Task statement => Locate all lines in the data below that hold "Thông" and show them.

(Records from a collection)
· · · · ·
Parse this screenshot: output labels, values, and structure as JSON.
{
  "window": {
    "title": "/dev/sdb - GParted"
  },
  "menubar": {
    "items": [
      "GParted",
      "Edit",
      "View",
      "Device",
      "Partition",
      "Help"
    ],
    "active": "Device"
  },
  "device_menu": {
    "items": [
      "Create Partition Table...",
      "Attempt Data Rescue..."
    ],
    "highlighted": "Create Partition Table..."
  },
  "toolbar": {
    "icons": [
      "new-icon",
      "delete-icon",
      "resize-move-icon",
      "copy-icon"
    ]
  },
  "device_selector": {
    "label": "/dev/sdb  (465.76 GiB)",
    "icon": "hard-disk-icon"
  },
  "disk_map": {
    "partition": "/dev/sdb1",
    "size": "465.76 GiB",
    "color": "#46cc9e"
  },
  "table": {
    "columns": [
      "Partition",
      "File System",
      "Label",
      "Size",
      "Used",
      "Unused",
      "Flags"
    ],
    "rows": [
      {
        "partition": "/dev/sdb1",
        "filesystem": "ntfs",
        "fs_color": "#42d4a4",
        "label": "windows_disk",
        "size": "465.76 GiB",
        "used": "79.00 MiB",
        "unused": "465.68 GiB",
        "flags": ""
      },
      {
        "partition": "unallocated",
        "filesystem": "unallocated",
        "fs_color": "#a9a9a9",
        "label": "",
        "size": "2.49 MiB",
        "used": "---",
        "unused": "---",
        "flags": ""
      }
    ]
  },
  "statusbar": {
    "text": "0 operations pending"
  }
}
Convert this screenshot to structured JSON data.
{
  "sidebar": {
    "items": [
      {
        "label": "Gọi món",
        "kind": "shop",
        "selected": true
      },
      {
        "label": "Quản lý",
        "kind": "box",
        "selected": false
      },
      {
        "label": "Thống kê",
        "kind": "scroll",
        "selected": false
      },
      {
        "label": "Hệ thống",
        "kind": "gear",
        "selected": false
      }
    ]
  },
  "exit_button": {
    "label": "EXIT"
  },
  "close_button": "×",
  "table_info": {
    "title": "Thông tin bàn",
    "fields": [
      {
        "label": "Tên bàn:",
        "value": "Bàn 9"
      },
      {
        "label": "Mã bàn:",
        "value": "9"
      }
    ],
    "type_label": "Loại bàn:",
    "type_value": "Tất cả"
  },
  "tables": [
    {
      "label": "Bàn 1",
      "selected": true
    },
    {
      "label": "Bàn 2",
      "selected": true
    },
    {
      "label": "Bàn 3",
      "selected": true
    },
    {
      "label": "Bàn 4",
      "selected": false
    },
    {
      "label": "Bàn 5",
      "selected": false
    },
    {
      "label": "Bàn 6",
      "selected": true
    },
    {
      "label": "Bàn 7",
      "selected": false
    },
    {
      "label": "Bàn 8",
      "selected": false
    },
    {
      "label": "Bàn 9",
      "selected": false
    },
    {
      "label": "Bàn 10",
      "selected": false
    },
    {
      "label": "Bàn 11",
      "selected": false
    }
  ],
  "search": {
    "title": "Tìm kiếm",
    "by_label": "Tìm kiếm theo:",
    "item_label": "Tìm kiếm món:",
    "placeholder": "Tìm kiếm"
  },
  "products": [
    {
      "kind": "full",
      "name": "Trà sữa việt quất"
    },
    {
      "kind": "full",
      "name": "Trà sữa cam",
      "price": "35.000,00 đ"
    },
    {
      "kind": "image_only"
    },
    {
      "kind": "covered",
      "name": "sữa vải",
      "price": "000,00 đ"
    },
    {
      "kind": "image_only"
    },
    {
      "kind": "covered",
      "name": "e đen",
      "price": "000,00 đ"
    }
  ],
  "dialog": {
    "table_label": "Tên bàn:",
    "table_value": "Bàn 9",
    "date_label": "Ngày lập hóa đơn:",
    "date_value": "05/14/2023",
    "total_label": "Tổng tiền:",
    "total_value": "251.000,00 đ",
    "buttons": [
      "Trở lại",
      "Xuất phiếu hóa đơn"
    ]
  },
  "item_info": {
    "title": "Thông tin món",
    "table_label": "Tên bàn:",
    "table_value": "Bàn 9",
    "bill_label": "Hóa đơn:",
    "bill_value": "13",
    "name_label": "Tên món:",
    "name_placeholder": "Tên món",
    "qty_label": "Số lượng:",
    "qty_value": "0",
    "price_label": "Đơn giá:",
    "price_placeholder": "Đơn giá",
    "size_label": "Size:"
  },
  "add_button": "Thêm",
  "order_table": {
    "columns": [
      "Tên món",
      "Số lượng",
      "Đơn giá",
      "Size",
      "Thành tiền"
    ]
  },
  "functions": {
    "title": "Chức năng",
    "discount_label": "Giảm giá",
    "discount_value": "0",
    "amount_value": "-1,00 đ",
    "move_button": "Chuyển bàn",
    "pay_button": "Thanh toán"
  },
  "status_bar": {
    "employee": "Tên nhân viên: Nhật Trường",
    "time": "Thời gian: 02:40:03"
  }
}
· · · · ·
Answer below =>
    "title": "Thông tin bàn",
    "title": "Thông tin món",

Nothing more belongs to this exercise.